:: Listing
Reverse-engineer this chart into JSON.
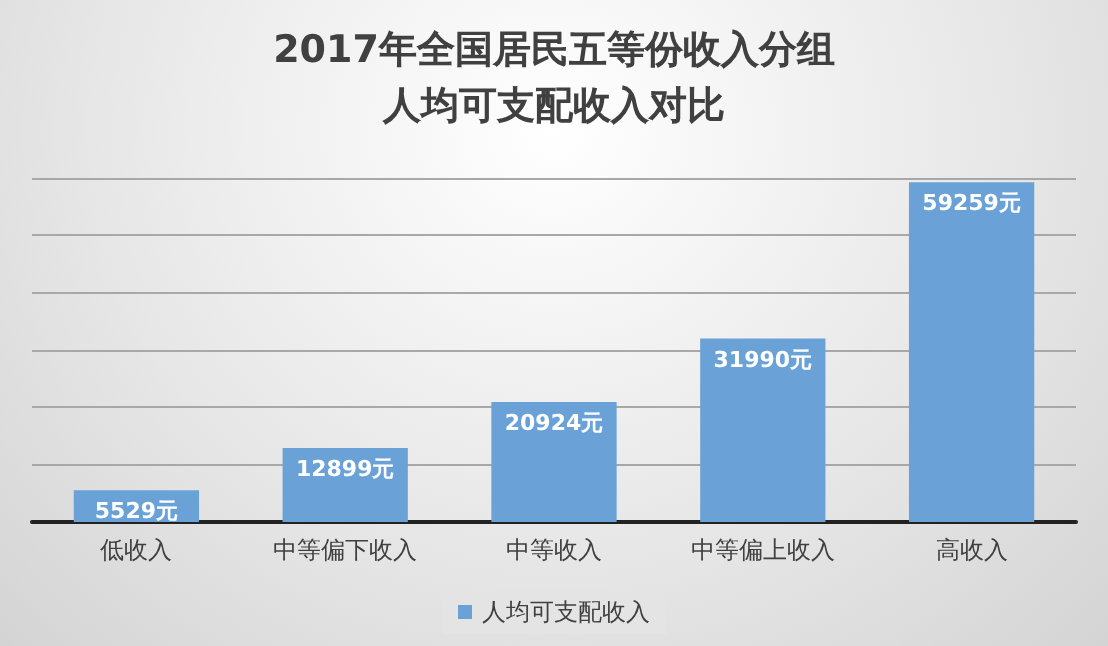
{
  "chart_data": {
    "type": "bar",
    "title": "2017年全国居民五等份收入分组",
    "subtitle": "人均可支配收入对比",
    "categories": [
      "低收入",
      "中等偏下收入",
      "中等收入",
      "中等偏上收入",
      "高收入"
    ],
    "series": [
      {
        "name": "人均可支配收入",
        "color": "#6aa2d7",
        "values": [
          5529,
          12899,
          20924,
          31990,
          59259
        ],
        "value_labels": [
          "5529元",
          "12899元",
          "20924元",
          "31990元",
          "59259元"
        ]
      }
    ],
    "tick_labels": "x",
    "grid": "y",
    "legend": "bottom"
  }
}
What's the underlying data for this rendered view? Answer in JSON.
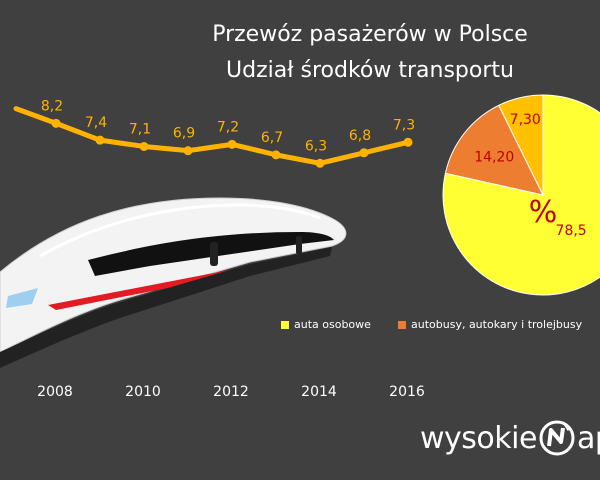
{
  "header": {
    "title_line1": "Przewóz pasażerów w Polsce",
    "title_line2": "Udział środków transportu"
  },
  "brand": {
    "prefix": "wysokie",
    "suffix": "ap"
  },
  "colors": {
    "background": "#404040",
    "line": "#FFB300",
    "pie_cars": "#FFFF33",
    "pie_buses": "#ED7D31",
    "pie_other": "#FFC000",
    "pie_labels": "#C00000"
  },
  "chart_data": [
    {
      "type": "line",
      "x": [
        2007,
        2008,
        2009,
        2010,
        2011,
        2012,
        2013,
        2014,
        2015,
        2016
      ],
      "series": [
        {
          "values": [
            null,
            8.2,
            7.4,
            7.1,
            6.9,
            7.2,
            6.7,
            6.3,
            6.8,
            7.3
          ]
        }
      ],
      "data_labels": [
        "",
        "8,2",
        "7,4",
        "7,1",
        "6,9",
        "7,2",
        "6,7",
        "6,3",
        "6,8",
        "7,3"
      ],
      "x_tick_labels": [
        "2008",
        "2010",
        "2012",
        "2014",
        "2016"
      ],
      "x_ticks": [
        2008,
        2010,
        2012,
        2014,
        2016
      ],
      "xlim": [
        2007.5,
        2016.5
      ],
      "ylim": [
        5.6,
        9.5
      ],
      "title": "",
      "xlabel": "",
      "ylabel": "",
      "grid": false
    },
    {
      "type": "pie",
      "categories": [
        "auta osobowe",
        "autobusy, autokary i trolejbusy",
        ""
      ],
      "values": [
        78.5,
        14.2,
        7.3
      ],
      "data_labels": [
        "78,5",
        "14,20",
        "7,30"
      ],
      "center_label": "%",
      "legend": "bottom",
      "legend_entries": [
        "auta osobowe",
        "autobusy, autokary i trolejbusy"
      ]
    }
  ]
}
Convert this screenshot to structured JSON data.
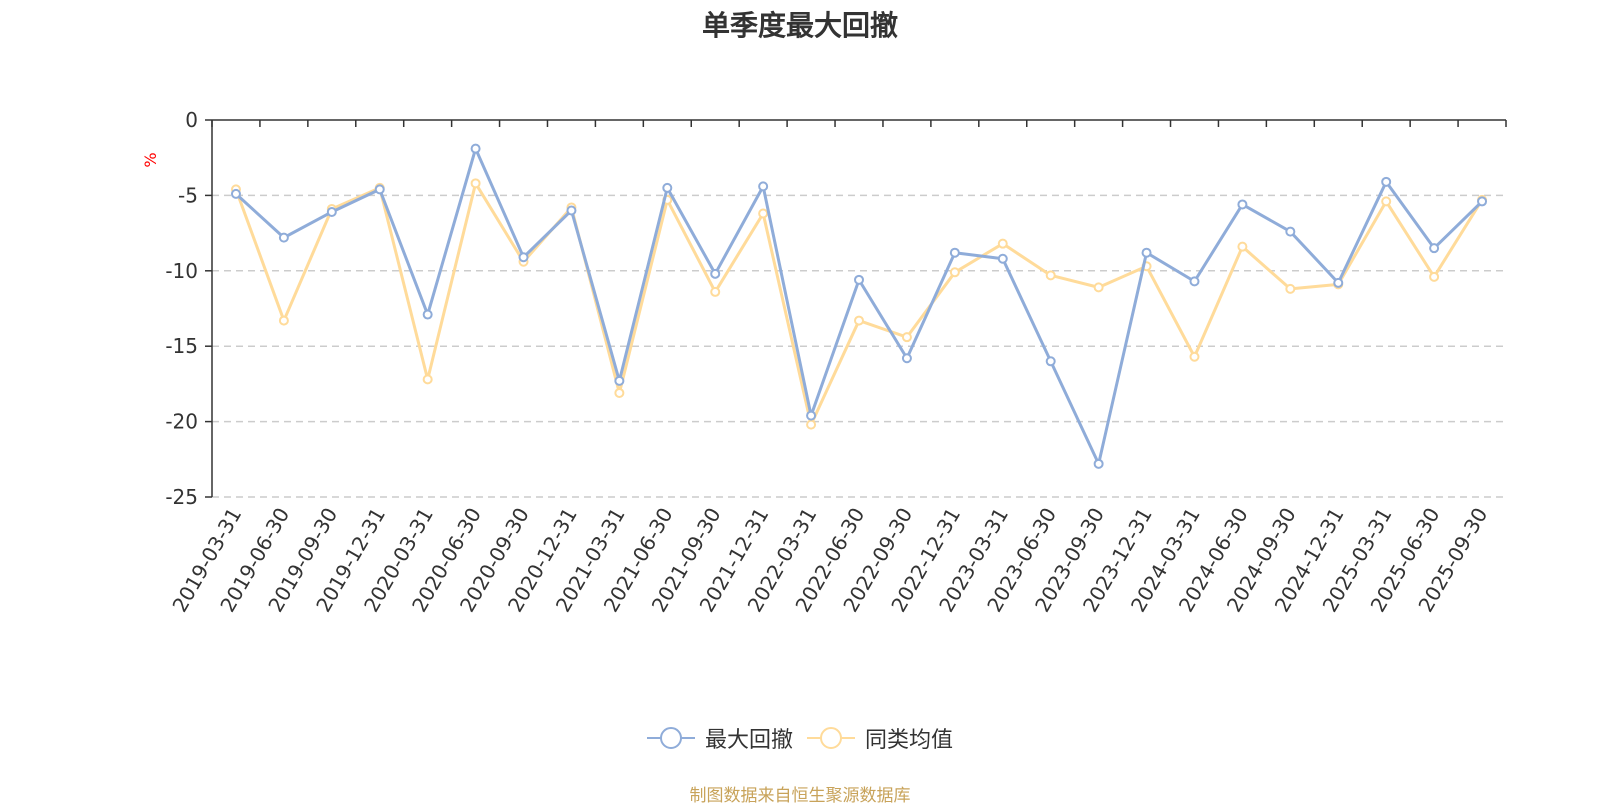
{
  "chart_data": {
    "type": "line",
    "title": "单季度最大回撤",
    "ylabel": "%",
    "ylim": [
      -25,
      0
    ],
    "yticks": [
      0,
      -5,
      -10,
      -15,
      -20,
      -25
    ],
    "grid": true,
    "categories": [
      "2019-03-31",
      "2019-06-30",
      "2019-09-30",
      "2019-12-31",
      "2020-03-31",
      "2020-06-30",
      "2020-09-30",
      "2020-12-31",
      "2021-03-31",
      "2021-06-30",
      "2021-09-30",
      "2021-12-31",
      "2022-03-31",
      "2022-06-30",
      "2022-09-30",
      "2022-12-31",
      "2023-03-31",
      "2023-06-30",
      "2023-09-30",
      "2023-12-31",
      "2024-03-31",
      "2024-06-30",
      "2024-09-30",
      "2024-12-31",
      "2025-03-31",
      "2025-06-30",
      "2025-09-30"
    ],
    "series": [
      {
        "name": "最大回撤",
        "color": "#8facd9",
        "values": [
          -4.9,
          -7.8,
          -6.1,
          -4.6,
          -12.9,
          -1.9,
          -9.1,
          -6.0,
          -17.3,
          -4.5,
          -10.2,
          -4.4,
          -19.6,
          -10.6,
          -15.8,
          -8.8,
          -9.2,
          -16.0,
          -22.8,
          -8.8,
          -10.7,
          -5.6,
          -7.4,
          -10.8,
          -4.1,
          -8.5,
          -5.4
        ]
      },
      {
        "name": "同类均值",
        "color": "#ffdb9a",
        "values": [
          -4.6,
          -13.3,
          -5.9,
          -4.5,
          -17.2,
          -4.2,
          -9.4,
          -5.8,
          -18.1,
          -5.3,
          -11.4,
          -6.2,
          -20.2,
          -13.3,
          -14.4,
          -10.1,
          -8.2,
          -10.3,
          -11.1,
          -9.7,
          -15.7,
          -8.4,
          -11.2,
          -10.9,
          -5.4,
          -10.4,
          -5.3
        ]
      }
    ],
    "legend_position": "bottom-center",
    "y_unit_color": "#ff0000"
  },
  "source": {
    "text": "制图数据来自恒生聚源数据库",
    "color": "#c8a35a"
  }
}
::::
## Do this
Copy all lines from the data that hold the word "type".

## Task result
    "type": "bar",
      "type": "line",
      "type": "pie",
    "type": "line",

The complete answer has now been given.